> _REQUIREMENT_: Search the listing for the string "this" and copy every line that contains it.

> _DATA PROVIDED_:
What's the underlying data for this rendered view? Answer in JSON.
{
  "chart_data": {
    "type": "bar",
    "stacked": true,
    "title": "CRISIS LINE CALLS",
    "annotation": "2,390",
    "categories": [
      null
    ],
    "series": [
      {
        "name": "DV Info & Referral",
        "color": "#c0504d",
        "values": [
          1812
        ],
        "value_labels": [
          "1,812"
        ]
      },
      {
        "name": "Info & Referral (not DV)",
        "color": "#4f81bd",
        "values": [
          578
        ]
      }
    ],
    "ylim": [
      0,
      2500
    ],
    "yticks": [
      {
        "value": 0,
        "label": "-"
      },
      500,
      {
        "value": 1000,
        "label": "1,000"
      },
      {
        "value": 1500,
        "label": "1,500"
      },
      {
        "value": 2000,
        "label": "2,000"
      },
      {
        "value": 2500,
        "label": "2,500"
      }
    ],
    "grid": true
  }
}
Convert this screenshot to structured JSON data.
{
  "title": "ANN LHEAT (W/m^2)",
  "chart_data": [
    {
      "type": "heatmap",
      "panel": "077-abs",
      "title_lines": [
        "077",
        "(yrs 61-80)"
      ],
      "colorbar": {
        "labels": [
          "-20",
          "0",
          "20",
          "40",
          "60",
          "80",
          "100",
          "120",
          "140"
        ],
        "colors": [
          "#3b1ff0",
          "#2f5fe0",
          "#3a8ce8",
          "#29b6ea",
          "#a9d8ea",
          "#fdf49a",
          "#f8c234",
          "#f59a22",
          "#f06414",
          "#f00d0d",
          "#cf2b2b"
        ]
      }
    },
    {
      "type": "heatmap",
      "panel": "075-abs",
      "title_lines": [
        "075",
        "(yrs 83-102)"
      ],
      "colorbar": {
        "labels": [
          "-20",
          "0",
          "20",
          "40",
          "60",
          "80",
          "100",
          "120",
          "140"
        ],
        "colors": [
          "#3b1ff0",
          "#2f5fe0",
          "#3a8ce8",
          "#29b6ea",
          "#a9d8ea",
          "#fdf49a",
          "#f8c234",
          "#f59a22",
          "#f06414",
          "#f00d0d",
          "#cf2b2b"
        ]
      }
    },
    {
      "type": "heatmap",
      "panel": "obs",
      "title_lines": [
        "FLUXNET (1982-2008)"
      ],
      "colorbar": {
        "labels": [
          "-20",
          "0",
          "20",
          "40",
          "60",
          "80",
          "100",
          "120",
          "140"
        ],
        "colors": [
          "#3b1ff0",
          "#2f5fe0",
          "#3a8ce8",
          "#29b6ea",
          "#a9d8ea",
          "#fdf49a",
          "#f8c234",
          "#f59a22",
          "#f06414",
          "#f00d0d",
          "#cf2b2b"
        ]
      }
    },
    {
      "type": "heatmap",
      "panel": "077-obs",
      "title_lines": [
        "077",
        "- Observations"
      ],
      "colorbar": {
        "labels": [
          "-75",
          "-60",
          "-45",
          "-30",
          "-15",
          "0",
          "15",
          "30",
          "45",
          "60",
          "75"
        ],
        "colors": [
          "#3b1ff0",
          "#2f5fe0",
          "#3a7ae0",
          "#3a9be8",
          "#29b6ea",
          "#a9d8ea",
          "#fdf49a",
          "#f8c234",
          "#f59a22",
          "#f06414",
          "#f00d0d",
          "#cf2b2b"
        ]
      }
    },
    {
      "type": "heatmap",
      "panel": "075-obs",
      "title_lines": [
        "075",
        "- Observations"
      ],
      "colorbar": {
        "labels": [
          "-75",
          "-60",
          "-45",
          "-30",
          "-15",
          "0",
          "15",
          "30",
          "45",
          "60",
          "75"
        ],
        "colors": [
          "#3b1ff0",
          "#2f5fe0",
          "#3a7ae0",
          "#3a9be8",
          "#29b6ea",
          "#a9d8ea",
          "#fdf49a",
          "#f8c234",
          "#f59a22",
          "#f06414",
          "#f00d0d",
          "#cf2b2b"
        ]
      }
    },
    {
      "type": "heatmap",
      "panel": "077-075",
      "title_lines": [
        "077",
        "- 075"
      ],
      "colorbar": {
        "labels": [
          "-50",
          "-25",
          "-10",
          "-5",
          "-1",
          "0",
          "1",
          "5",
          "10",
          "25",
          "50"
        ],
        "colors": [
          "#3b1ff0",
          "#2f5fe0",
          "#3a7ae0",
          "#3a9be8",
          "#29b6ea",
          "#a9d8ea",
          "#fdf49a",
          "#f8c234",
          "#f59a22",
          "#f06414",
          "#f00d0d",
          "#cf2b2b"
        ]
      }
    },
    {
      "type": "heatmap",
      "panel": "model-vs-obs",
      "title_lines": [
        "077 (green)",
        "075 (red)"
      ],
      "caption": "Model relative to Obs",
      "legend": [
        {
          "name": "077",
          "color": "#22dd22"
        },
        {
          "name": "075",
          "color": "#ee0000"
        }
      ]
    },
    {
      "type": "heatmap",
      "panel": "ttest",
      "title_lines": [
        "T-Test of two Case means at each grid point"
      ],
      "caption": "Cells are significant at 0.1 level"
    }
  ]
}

> _EXPECTED OUTPUT_:
What's the underlying data for this rendered view? Answer in JSON.
Convert this screenshot to structured JSON data.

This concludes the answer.